GIVEN TASK »
Keep only the lines where "regarding" appears.

## START DATA ROWS

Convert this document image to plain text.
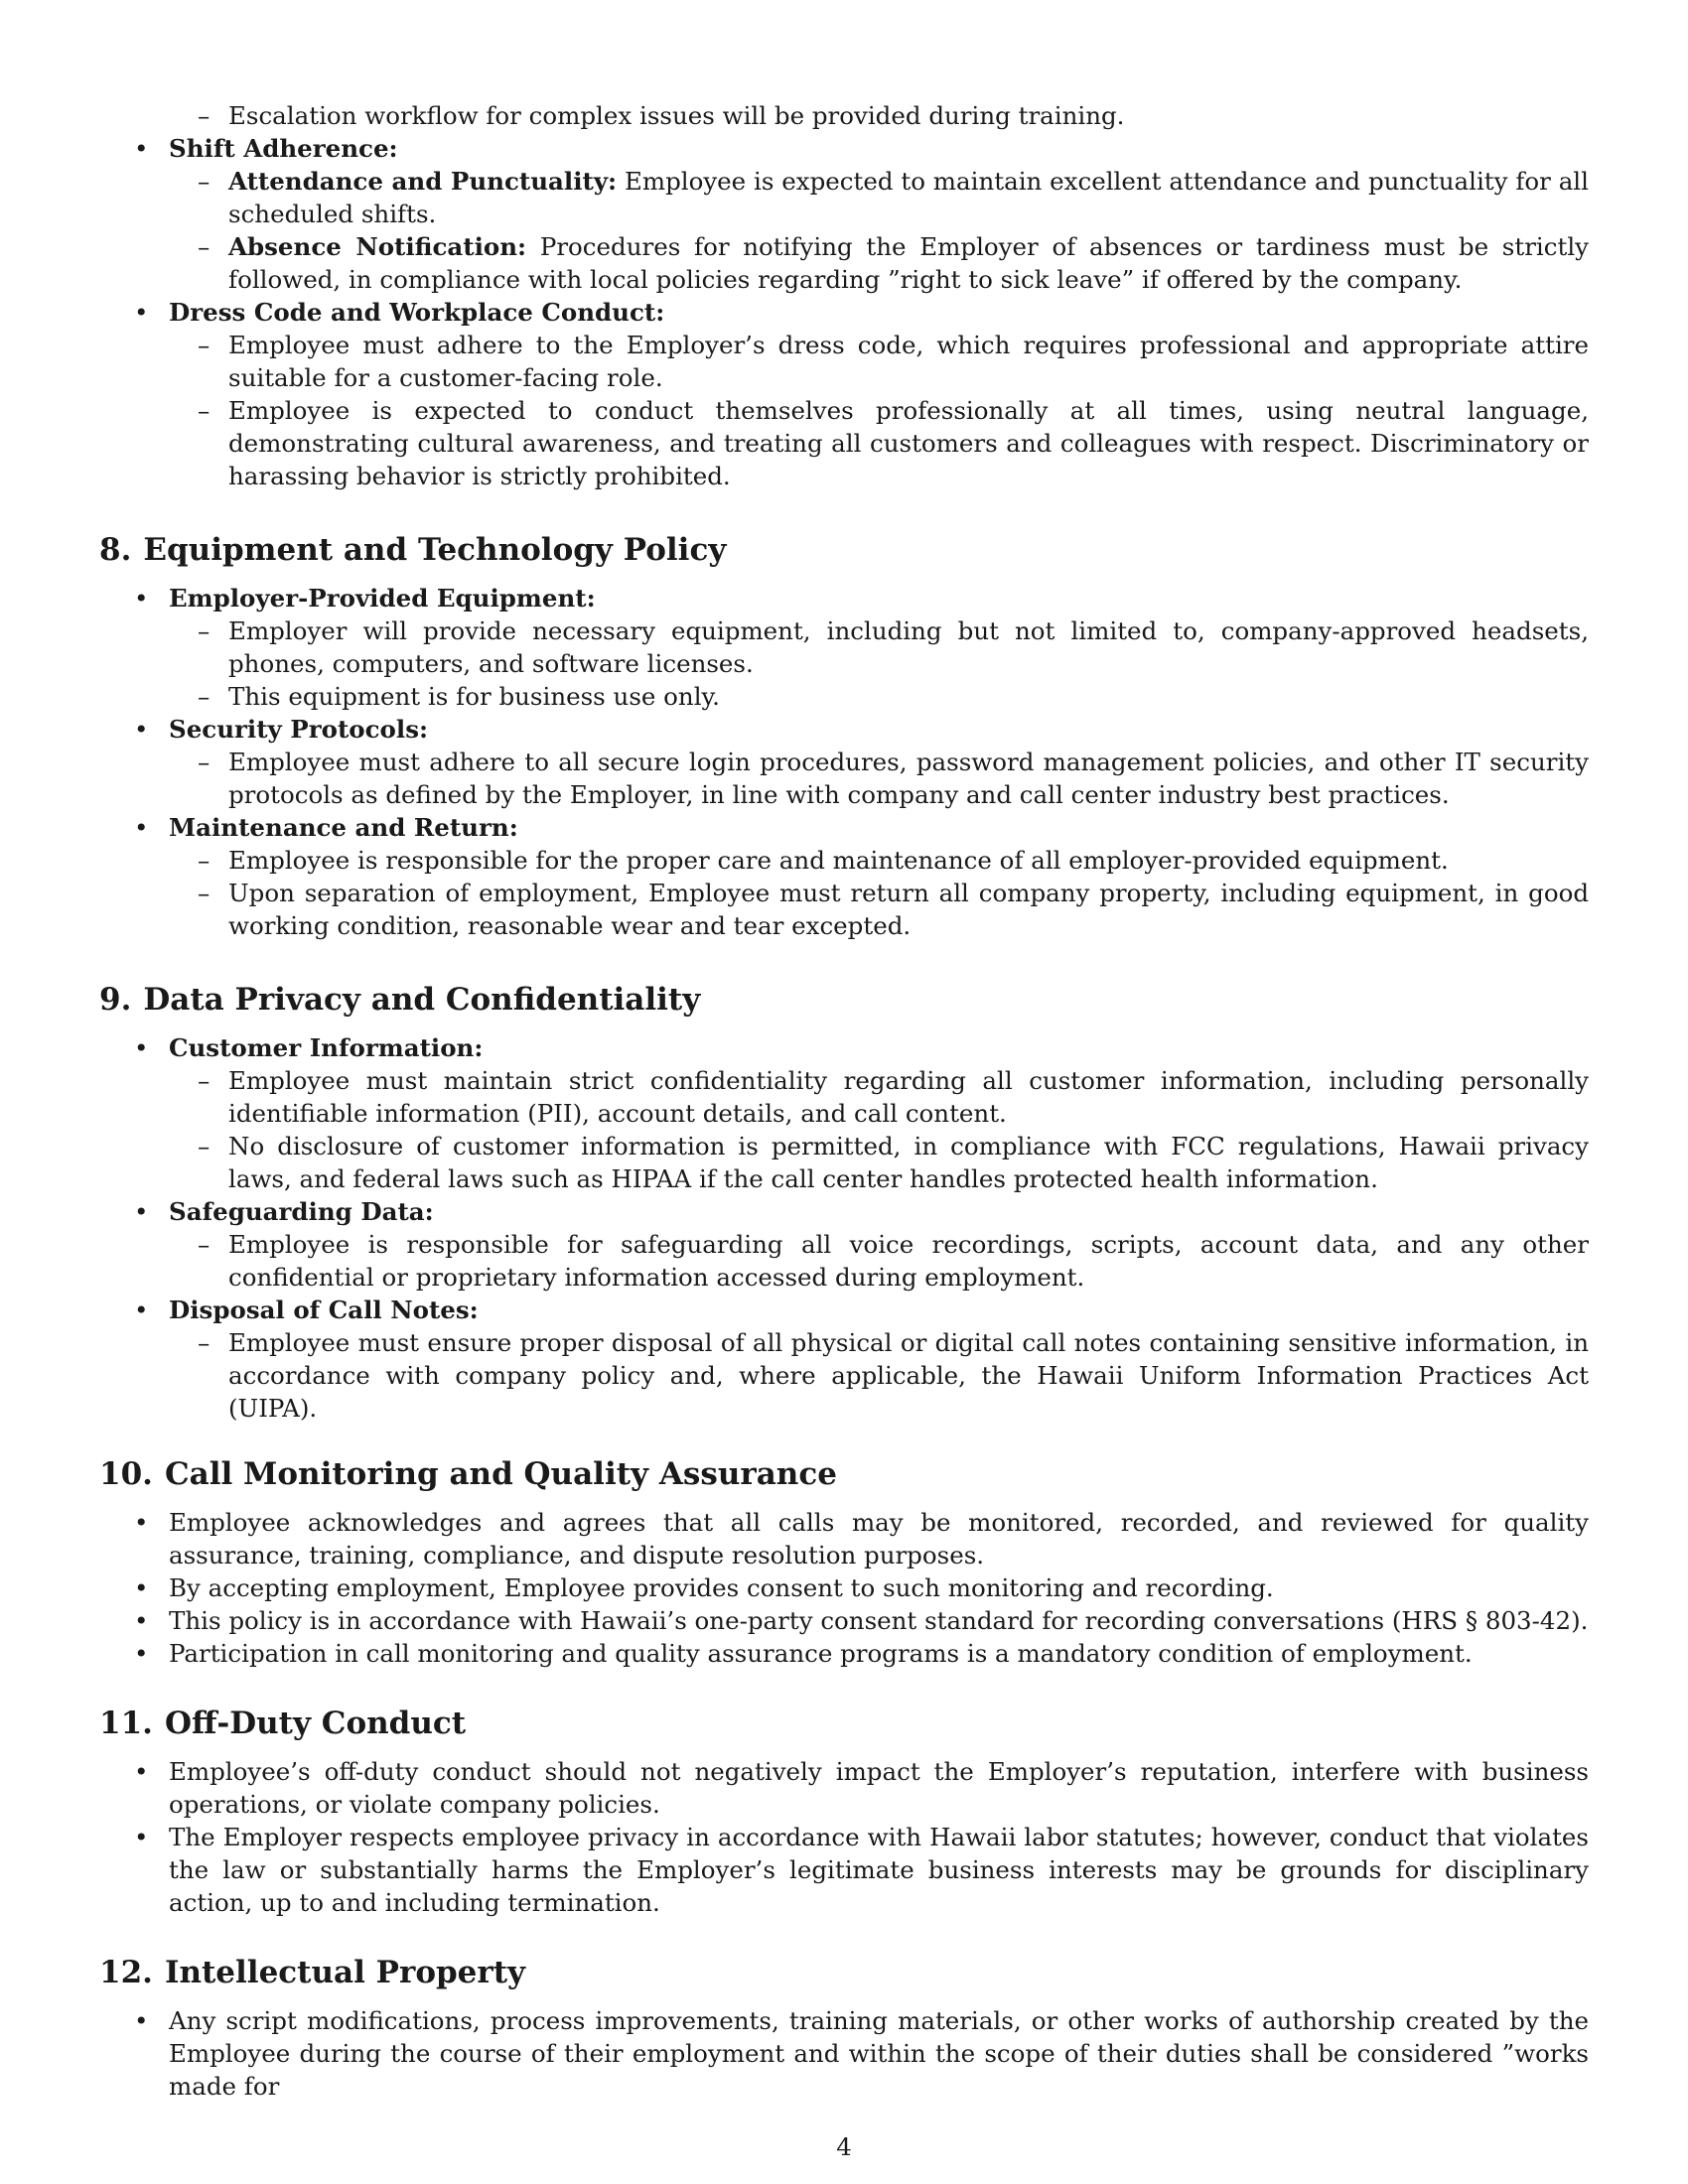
– Escalation workflow for complex issues will be provided during training.
• Shift Adherence:
– Attendance and Punctuality: Employee is expected to maintain excellent attendance and punctuality for all scheduled shifts.
– Absence Notification: Procedures for notifying the Employer of absences or tardiness must be strictly followed, in compliance with local policies regarding ”right to sick leave” if offered by the company.
• Dress Code and Workplace Conduct:
– Employee must adhere to the Employer’s dress code, which requires professional and appropriate attire suitable for a customer-facing role.
– Employee is expected to conduct themselves professionally at all times, using neutral language, demonstrating cultural awareness, and treating all customers and colleagues with respect. Discriminatory or harassing behavior is strictly prohibited.
8. Equipment and Technology Policy
• Employer-Provided Equipment:
– Employer will provide necessary equipment, including but not limited to, company-approved headsets, phones, computers, and software licenses.
– This equipment is for business use only.
• Security Protocols:
– Employee must adhere to all secure login procedures, password management policies, and other IT security protocols as defined by the Employer, in line with company and call center industry best practices.
• Maintenance and Return:
– Employee is responsible for the proper care and maintenance of all employer-provided equipment.
– Upon separation of employment, Employee must return all company property, including equipment, in good working condition, reasonable wear and tear excepted.
9. Data Privacy and Confidentiality
• Customer Information:
– Employee must maintain strict confidentiality regarding all customer information, including personally identifiable information (PII), account details, and call content.
– No disclosure of customer information is permitted, in compliance with FCC regulations, Hawaii privacy laws, and federal laws such as HIPAA if the call center handles protected health information.
• Safeguarding Data:
– Employee is responsible for safeguarding all voice recordings, scripts, account data, and any other confidential or proprietary information accessed during employment.
• Disposal of Call Notes:
– Employee must ensure proper disposal of all physical or digital call notes containing sensitive information, in accordance with company policy and, where applicable, the Hawaii Uniform Information Practices Act (UIPA).
10. Call Monitoring and Quality Assurance
• Employee acknowledges and agrees that all calls may be monitored, recorded, and reviewed for quality assurance, training, compliance, and dispute resolution purposes.
• By accepting employment, Employee provides consent to such monitoring and recording.
• This policy is in accordance with Hawaii’s one-party consent standard for recording conversations (HRS § 803-42).
• Participation in call monitoring and quality assurance programs is a mandatory condition of employment.
11. Off-Duty Conduct
• Employee’s off-duty conduct should not negatively impact the Employer’s reputation, interfere with business operations, or violate company policies.
• The Employer respects employee privacy in accordance with Hawaii labor statutes; however, conduct that violates the law or substantially harms the Employer’s legitimate business interests may be grounds for disciplinary action, up to and including termination.
12. Intellectual Property
• Any script modifications, process improvements, training materials, or other works of authorship created by the Employee during the course of their employment and within the scope of their duties shall be considered ”works made for
4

## END DATA ROWS

WORKED SOLUTION »
– Absence Notification: Procedures for notifying the Employer of absences or tardiness must be strictly followed, in compliance with local policies regarding ”right to sick leave” if offered by the company.
– Employee must maintain strict confidentiality regarding all customer information, including personally identifiable information (PII), account details, and call content.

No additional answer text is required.